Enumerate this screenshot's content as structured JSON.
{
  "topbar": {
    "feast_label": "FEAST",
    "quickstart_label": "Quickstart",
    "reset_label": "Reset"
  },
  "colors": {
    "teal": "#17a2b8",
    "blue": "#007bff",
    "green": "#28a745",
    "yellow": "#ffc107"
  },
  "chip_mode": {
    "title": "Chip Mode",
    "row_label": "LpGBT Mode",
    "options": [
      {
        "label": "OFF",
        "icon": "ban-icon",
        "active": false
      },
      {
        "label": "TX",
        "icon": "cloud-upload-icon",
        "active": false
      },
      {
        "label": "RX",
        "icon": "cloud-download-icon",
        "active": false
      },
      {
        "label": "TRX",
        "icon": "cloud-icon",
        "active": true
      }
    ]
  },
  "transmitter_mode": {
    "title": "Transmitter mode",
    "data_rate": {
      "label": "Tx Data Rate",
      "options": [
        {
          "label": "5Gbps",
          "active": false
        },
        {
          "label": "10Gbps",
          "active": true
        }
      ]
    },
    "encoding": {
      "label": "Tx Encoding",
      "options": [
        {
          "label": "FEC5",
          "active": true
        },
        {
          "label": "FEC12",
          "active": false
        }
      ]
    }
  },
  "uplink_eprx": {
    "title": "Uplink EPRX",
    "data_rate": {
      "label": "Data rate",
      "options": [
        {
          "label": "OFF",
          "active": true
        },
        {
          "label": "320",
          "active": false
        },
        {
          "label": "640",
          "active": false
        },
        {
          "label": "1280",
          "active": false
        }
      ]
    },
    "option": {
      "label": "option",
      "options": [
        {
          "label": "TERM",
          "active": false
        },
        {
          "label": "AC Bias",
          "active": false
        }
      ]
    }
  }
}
======
▶ STATED PROBLEM
Repeat every line of the records above exactly.

▶ OUTPUT FOR THIS EXERCISE
Enumerate this screenshot's content as structured JSON.
{
  "topbar": {
    "feast_label": "FEAST",
    "quickstart_label": "Quickstart",
    "reset_label": "Reset"
  },
  "colors": {
    "teal": "#17a2b8",
    "blue": "#007bff",
    "green": "#28a745",
    "yellow": "#ffc107"
  },
  "chip_mode": {
    "title": "Chip Mode",
    "row_label": "LpGBT Mode",
    "options": [
      {
        "label": "OFF",
        "icon": "ban-icon",
        "active": false
      },
      {
        "label": "TX",
        "icon": "cloud-upload-icon",
        "active": false
      },
      {
        "label": "RX",
        "icon": "cloud-download-icon",
        "active": false
      },
      {
        "label": "TRX",
        "icon": "cloud-icon",
        "active": true
      }
    ]
  },
  "transmitter_mode": {
    "title": "Transmitter mode",
    "data_rate": {
      "label": "Tx Data Rate",
      "options": [
        {
          "label": "5Gbps",
          "active": false
        },
        {
          "label": "10Gbps",
          "active": true
        }
      ]
    },
    "encoding": {
      "label": "Tx Encoding",
      "options": [
        {
          "label": "FEC5",
          "active": true
        },
        {
          "label": "FEC12",
          "active": false
        }
      ]
    }
  },
  "uplink_eprx": {
    "title": "Uplink EPRX",
    "data_rate": {
      "label": "Data rate",
      "options": [
        {
          "label": "OFF",
          "active": true
        },
        {
          "label": "320",
          "active": false
        },
        {
          "label": "640",
          "active": false
        },
        {
          "label": "1280",
          "active": false
        }
      ]
    },
    "option": {
      "label": "option",
      "options": [
        {
          "label": "TERM",
          "active": false
        },
        {
          "label": "AC Bias",
          "active": false
        }
      ]
    }
  }
}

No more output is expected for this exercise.